Data rows:
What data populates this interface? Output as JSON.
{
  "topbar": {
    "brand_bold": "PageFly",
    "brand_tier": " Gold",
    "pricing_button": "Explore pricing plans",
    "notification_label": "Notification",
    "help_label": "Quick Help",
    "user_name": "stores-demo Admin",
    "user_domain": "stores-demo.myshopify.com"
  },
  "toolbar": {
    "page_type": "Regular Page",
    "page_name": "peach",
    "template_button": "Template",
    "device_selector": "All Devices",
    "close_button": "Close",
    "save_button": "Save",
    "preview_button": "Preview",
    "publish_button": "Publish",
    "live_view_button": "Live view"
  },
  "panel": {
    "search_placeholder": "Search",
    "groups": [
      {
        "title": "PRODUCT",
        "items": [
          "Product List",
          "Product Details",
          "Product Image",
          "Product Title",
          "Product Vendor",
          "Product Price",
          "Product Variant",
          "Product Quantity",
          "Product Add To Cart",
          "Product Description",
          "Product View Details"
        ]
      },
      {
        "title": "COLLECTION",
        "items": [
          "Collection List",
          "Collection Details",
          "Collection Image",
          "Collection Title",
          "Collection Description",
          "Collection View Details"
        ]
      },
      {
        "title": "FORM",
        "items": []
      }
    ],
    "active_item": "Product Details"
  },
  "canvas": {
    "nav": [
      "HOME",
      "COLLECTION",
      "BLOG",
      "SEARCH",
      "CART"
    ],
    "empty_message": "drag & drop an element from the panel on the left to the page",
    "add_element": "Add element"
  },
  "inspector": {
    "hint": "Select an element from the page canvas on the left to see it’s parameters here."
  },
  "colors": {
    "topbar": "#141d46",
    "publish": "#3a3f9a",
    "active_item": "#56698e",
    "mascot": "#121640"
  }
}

Objective:
Give back only a number, the number of lines where the string "left" occurs.

Solution:
2